__Exercise prompt__. Select and copy out every line in the records containing "heading".
-- BEGIN Recorded data --
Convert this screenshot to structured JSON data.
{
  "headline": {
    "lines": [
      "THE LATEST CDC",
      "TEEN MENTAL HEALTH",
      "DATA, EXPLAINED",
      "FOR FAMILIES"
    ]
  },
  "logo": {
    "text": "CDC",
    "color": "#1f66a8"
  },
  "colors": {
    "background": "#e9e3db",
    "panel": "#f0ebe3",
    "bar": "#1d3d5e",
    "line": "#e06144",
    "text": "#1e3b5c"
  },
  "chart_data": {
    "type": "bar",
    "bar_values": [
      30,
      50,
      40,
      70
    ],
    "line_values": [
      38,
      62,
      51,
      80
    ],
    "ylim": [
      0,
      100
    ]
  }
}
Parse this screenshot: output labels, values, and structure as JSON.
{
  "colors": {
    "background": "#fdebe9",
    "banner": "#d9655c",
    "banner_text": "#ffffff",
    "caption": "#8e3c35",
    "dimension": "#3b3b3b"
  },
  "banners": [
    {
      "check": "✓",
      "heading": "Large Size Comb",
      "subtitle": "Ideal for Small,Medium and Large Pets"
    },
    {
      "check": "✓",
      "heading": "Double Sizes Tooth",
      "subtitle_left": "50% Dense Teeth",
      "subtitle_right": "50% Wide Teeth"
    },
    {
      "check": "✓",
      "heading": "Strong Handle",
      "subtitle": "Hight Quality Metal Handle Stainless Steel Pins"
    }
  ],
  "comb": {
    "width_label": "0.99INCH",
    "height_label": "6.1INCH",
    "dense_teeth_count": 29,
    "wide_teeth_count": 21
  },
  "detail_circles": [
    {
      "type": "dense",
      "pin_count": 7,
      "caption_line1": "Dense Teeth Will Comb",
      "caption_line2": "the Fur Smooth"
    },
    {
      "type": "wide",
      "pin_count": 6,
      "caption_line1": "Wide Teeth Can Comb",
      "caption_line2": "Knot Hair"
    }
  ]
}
-- END Recorded data --
__Task result__.
      "heading": "Large Size Comb",
      "heading": "Double Sizes Tooth",
      "heading": "Strong Handle",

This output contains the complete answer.